» Records provided
════════════════

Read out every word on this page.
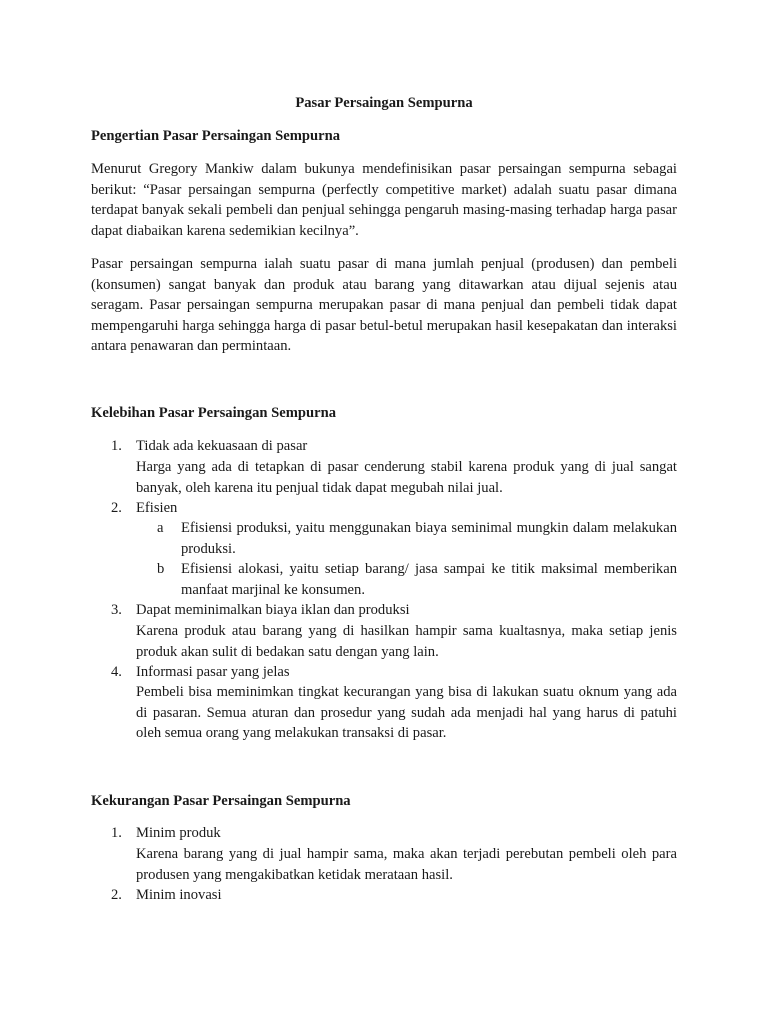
Pasar Persaingan Sempurna
Pengertian Pasar Persaingan Sempurna

Menurut Gregory Mankiw dalam bukunya mendefinisikan pasar persaingan sempurna sebagai berikut: “Pasar persaingan sempurna (perfectly competitive market) adalah suatu pasar dimana terdapat banyak sekali pembeli dan penjual sehingga pengaruh masing-masing terhadap harga pasar dapat diabaikan karena sedemikian kecilnya”.

Pasar persaingan sempurna ialah suatu pasar di mana jumlah penjual (produsen) dan pembeli (konsumen) sangat banyak dan produk atau barang yang ditawarkan atau dijual sejenis atau seragam. Pasar persaingan sempurna merupakan pasar di mana penjual dan pembeli tidak dapat mempengaruhi harga sehingga harga di pasar betul-betul merupakan hasil kesepakatan dan interaksi antara penawaran dan permintaan.

Kelebihan Pasar Persaingan Sempurna
1. Tidak ada kekuasaan di pasar

Harga yang ada di tetapkan di pasar cenderung stabil karena produk yang di jual sangat banyak, oleh karena itu penjual tidak dapat megubah nilai jual.

2. Efisien
a Efisiensi produksi, yaitu menggunakan biaya seminimal mungkin dalam melakukan produksi.

b Efisiensi alokasi, yaitu setiap barang/ jasa sampai ke titik maksimal memberikan manfaat marjinal ke konsumen.

3. Dapat meminimalkan biaya iklan dan produksi

Karena produk atau barang yang di hasilkan hampir sama kualtasnya, maka setiap jenis produk akan sulit di bedakan satu dengan yang lain.

4. Informasi pasar yang jelas

Pembeli bisa meminimkan tingkat kecurangan yang bisa di lakukan suatu oknum yang ada di pasaran. Semua aturan dan prosedur yang sudah ada menjadi hal yang harus di patuhi oleh semua orang yang melakukan transaksi di pasar.

Kekurangan Pasar Persaingan Sempurna
1. Minim produk

Karena barang yang di jual hampir sama, maka akan terjadi perebutan pembeli oleh para produsen yang mengakibatkan ketidak merataan hasil.

2. Minim inovasi
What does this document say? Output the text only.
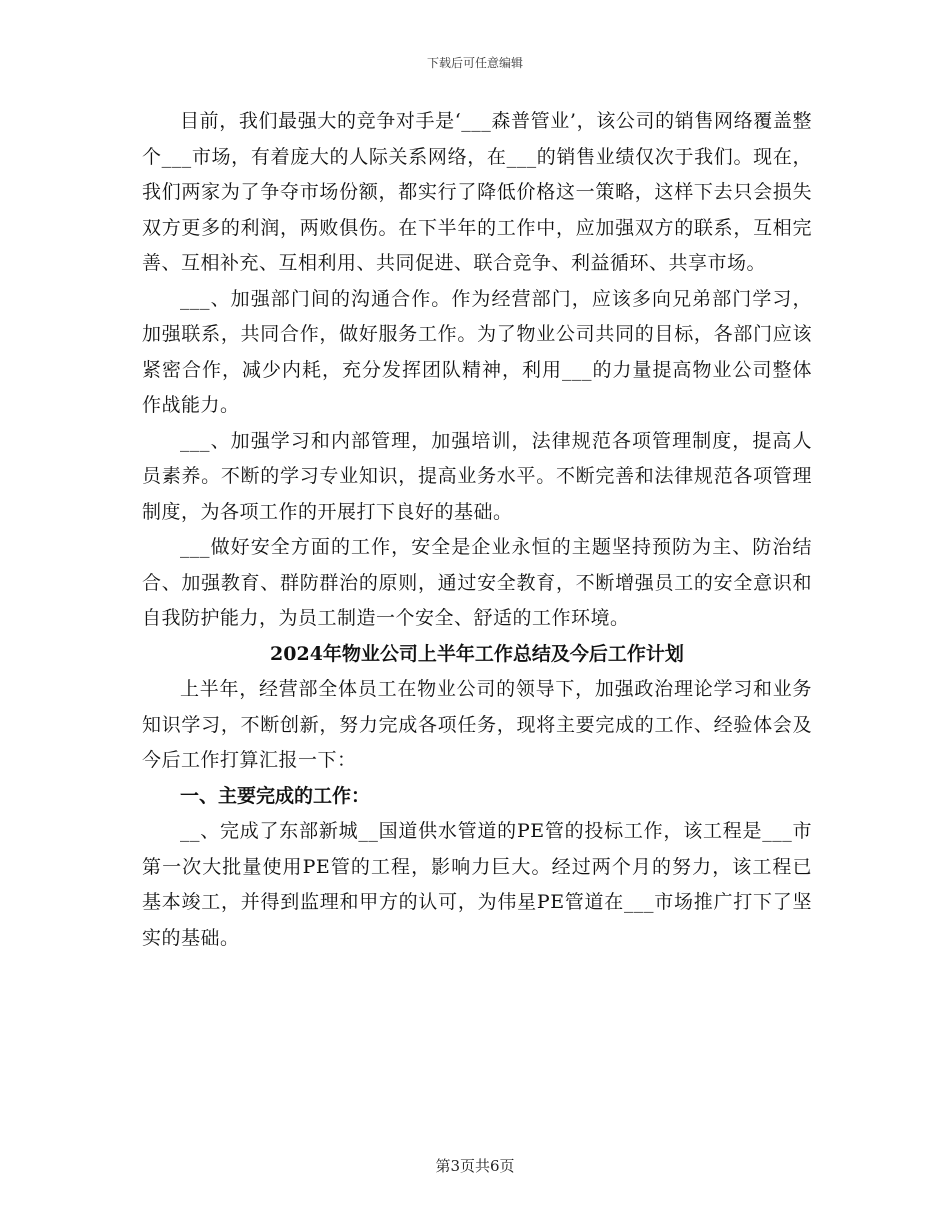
下载后可任意编辑

目前，我们最强大的竞争对手是‘___森普管业’，该公司的销售网络覆盖整个___市场，有着庞大的人际关系网络，在___的销售业绩仅次于我们。现在，我们两家为了争夺市场份额，都实行了降低价格这一策略，这样下去只会损失双方更多的利润，两败俱伤。在下半年的工作中，应加强双方的联系，互相完善、互相补充、互相利用、共同促进、联合竞争、利益循环、共享市场。

___、加强部门间的沟通合作。作为经营部门，应该多向兄弟部门学习，加强联系，共同合作，做好服务工作。为了物业公司共同的目标，各部门应该紧密合作，减少内耗，充分发挥团队精神，利用___的力量提高物业公司整体作战能力。

___、加强学习和内部管理，加强培训，法律规范各项管理制度，提高人员素养。不断的学习专业知识，提高业务水平。不断完善和法律规范各项管理制度，为各项工作的开展打下良好的基础。

___做好安全方面的工作，安全是企业永恒的主题坚持预防为主、防治结合、加强教育、群防群治的原则，通过安全教育，不断增强员工的安全意识和自我防护能力，为员工制造一个安全、舒适的工作环境。

2024年物业公司上半年工作总结及今后工作计划

上半年，经营部全体员工在物业公司的领导下，加强政治理论学习和业务知识学习，不断创新，努力完成各项任务，现将主要完成的工作、经验体会及今后工作打算汇报一下：

一、主要完成的工作：

__、完成了东部新城__国道供水管道的PE管的投标工作，该工程是___市第一次大批量使用PE管的工程，影响力巨大。经过两个月的努力，该工程已基本竣工，并得到监理和甲方的认可，为伟星PE管道在___市场推广打下了坚实的基础。

第3页共6页
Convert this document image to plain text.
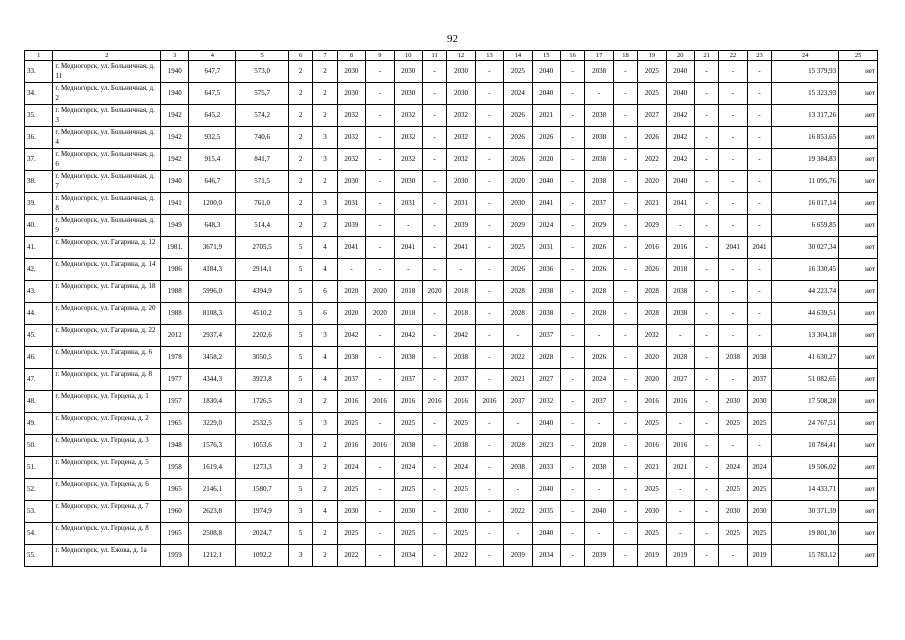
92
1	2	3	4	5	6	7	8	9	10	11	12	13	14	15	16	17	18	19	20	21	22	23	24	25
33.	г. Медногорск, ул. Больничная, д. 11	1940	647,7	573,0	2	2	2030	-	2030	-	2030	-	2025	2040	-	2038	-	2025	2040	-	-	-	15 379,93	нет
34.	г. Медногорск, ул. Больничная, д. 2	1940	647,5	575,7	2	2	2030	-	2030	-	2030	-	2024	2040	-	-	-	2025	2040	-	-	-	15 323,93	нет
35.	г. Медногорск, ул. Больничная, д. 3	1942	645,2	574,2	2	2	2032	-	2032	-	2032	-	2026	2021	-	2038	-	2027	2042	-	-	-	13 317,26	нет
36.	г. Медногорск, ул. Больничная, д. 4	1942	932,5	740,6	2	3	2032	-	2032	-	2032	-	2026	2026	-	2038	-	2026	2042	-	-	-	16 853,65	нет
37.	г. Медногорск, ул. Больничная, д. 6	1942	915,4	841,7	2	3	2032	-	2032	-	2032	-	2026	2020	-	2038	-	2022	2042	-	-	-	19 384,83	нет
38.	г. Медногорск, ул. Больничная, д. 7	1940	646,7	571,5	2	2	2030	-	2030	-	2030	-	2020	2040	-	2038	-	2020	2040	-	-	-	11 095,76	нет
39.	г. Медногорск, ул. Больничная, д. 8	1941	1200,0	761,0	2	3	2031	-	2031	-	2031	-	2030	2041	-	2037	-	2021	2041	-	-	-	16 017,14	нет
40.	г. Медногорск, ул. Больничная, д. 9	1949	648,3	514,4	2	2	2039	-	-	-	2039	-	2029	2024	-	2029	-	2029	-	-	-	-	6 659,85	нет
41.	г. Медногорск, ул. Гагарина, д. 12	1981.	3671,9	2705,5	5	4	2041	-	2041	-	2041	-	2025	2031	-	2026	-	2016	2016	-	2041	2041	30 027,34	нет
42.	г. Медногорск, ул. Гагарина, д. 14	1986	4184,3	2914,1	5	4	-	-	-	-	-	-	2026	2036	-	2026	-	2026	2018	-	-	-	16 330,45	нет
43.	г. Медногорск, ул. Гагарина, д. 18	1988	5996,0	4394,9	5	6	2020	2020	2018	2020	2018	-	2028	2038	-	2028	-	2028	2038	-	-	-	44 223,74	нет
44.	г. Медногорск, ул. Гагарина, д. 20	1988	8108,3	4510,2	5	6	2020	2020	2018	-	2018	-	2028	2038	-	2028	-	2028	2038	-	-	-	44 639,51	нет
45.	г. Медногорск, ул. Гагарина, д. 22	2012	2937,4	2202,6	5	3	2042	-	2042	-	2042	-	-	2037	-	-	-	2032	-	-	-	-	13 304,18	нет
46.	г. Медногорск, ул. Гагарина, д. 6	1978	3458,2	3050,5	5	4	2038	-	2038	-	2038	-	2022	2028	-	2026	-	2020	2028	-	2038	2038	41 630,27	нет
47.	г. Медногорск, ул. Гагарина, д. 8	1977	4344,3	3923,8	5	4	2037	-	2037	-	2037	-	2021	2027	-	2024	-	2020	2027	-	-	2037	51 082,65	нет
48.	г. Медногорск, ул. Герцена, д. 1	1957	1830,4	1726,5	3	2	2016	2016	2016	2016	2016	2016	2037	2032	-	2037	-	2016	2016	-	2030	2030	17 508,28	нет
49.	г. Медногорск, ул. Герцена, д. 2	1965	3229,0	2532,5	5	3	2025	-	2025	-	2025	-	-	2040	-	-	-	2025	-	-	2025	2025	24 767,51	нет
50.	г. Медногорск, ул. Герцена, д. 3	1948	1576,3	1053,6	3	2	2016	2016	2038	-	2038	-	2028	2023	-	2028	-	2016	2016	-	-	-	10 784,41	нет
51.	г. Медногорск, ул. Герцена, д. 5	1958	1619,4	1273,3	3	2	2024	-	2024	-	2024	-	2038	2033	-	2038	-	2021	2021	-	2024	2024	19 506,02	нет
52.	г. Медногорск, ул. Герцена, д. 6	1965	2146,1	1580,7	5	2	2025	-	2025	-	2025	-	-	2040	-	-	-	2025	-	-	2025	2025	14 433,71	нет
53.	г. Медногорск, ул. Герцена, д. 7	1960	2623,8	1974,9	3	4	2030	-	2030	-	2030	-	2022	2035	-	2040	-	2030	-	-	2030	2030	30 371,39	нет
54.	г. Медногорск, ул. Герцена, д. 8	1965	2508,8	2024,7	5	2	2025	-	2025	-	2025	-	-	2040	-	-	-	2025	-	-	2025	2025	19 801,30	нет
55.	г. Медногорск, ул. Ежова, д. 1а	1959	1212,1	1092,2	3	2	2022	-	2034	-	2022	-	2039	2034	-	2039	-	2019	2019	-	-	2019	15 783,12	нет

════════════════

» What is asked
Using the entries above, return each line that includes the word "Efisiensi".

» Worked answer
a Efisiensi produksi, yaitu menggunakan biaya seminimal mungkin dalam melakukan produksi.
b Efisiensi alokasi, yaitu setiap barang/ jasa sampai ke titik maksimal memberikan manfaat marjinal ke konsumen.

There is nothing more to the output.